## What this task involves
Omit all images. Write out the rest of the material exactly.

## Information shown

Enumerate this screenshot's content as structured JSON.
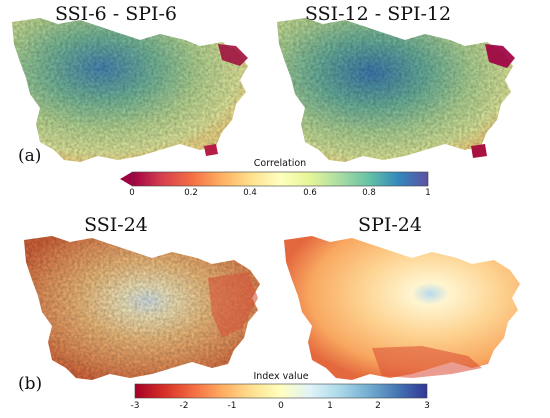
{
  "panel_a": {
    "label": "(a)",
    "map_left_title": "SSI-6 - SPI-6",
    "map_right_title": "SSI-12 - SPI-12",
    "colorbar": {
      "title": "Correlation",
      "ticks": [
        "0",
        "0.2",
        "0.4",
        "0.6",
        "0.8",
        "1"
      ],
      "tick_values": [
        0,
        0.2,
        0.4,
        0.6,
        0.8,
        1
      ],
      "range": [
        0,
        1
      ],
      "extend": "min",
      "colors": [
        "#9e0142",
        "#d53e4f",
        "#f46d43",
        "#fdae61",
        "#fee08b",
        "#ffffbf",
        "#e6f598",
        "#abdda4",
        "#66c2a5",
        "#3288bd",
        "#5e4fa2"
      ]
    }
  },
  "panel_b": {
    "label": "(b)",
    "map_left_title": "SSI-24",
    "map_right_title": "SPI-24",
    "colorbar": {
      "title": "Index value",
      "ticks": [
        "-3",
        "-2",
        "-1",
        "0",
        "1",
        "2",
        "3"
      ],
      "tick_values": [
        -3,
        -2,
        -1,
        0,
        1,
        2,
        3
      ],
      "range": [
        -3,
        3
      ],
      "colors": [
        "#a50026",
        "#d73027",
        "#f46d43",
        "#fdae61",
        "#fee090",
        "#ffffbf",
        "#e0f3f8",
        "#abd9e9",
        "#74add1",
        "#4575b4",
        "#313695"
      ]
    }
  }
}
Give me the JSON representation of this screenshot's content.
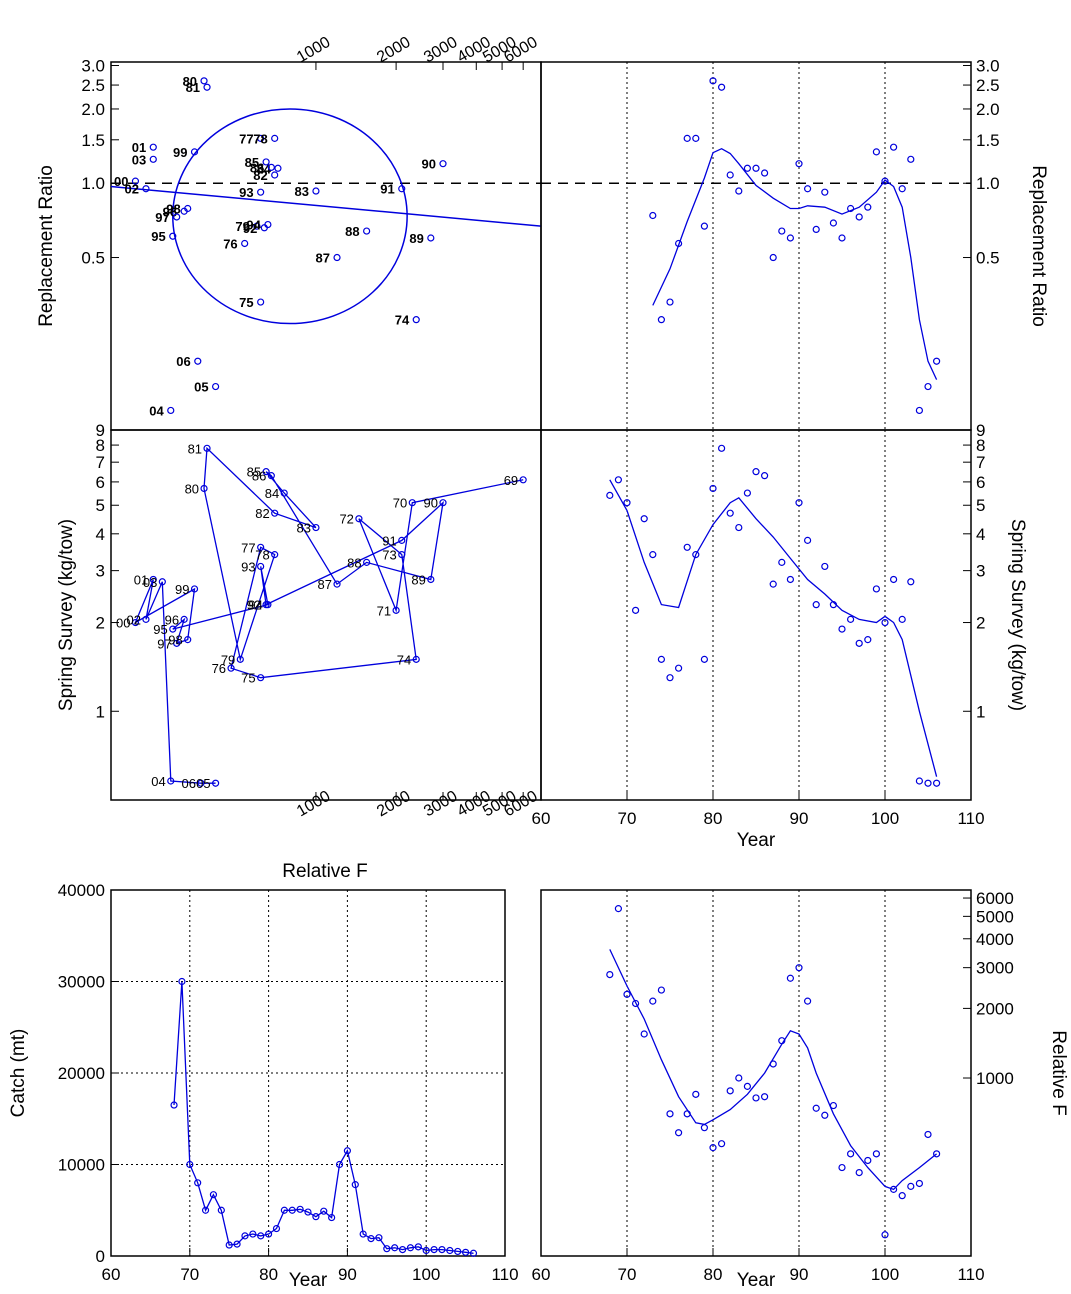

## Written answer
Enumerate this screenshot's content as structured JSON.
{
  "panel_a": {
    "label": "(a)",
    "map_left_title": "SSI-6 - SPI-6",
    "map_right_title": "SSI-12 - SPI-12",
    "colorbar": {
      "title": "Correlation",
      "ticks": [
        "0",
        "0.2",
        "0.4",
        "0.6",
        "0.8",
        "1"
      ],
      "tick_values": [
        0,
        0.2,
        0.4,
        0.6,
        0.8,
        1
      ],
      "range": [
        0,
        1
      ],
      "extend": "min",
      "colors": [
        "#9e0142",
        "#d53e4f",
        "#f46d43",
        "#fdae61",
        "#fee08b",
        "#ffffbf",
        "#e6f598",
        "#abdda4",
        "#66c2a5",
        "#3288bd",
        "#5e4fa2"
      ]
    }
  },
  "panel_b": {
    "label": "(b)",
    "map_left_title": "SSI-24",
    "map_right_title": "SPI-24",
    "colorbar": {
      "title": "Index value",
      "ticks": [
        "-3",
        "-2",
        "-1",
        "0",
        "1",
        "2",
        "3"
      ],
      "tick_values": [
        -3,
        -2,
        -1,
        0,
        1,
        2,
        3
      ],
      "range": [
        -3,
        3
      ],
      "colors": [
        "#a50026",
        "#d73027",
        "#f46d43",
        "#fdae61",
        "#fee090",
        "#ffffbf",
        "#e0f3f8",
        "#abd9e9",
        "#74add1",
        "#4575b4",
        "#313695"
      ]
    }
  }
}
Give me the JSON representation of this screenshot's content.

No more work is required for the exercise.